Record excerpts:

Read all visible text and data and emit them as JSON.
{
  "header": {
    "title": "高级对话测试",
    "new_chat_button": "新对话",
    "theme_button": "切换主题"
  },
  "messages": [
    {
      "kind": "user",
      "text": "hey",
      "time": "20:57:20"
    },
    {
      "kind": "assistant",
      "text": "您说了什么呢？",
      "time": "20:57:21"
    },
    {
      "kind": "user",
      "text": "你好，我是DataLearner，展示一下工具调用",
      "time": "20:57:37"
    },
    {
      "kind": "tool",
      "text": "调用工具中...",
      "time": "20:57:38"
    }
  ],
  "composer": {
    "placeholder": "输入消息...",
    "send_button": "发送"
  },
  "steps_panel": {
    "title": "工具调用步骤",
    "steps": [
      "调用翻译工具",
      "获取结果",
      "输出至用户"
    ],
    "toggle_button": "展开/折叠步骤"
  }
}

Exercise directions:
In the entries above, how many lines hold the word "time"? State the number and nothing else.

Task result:
4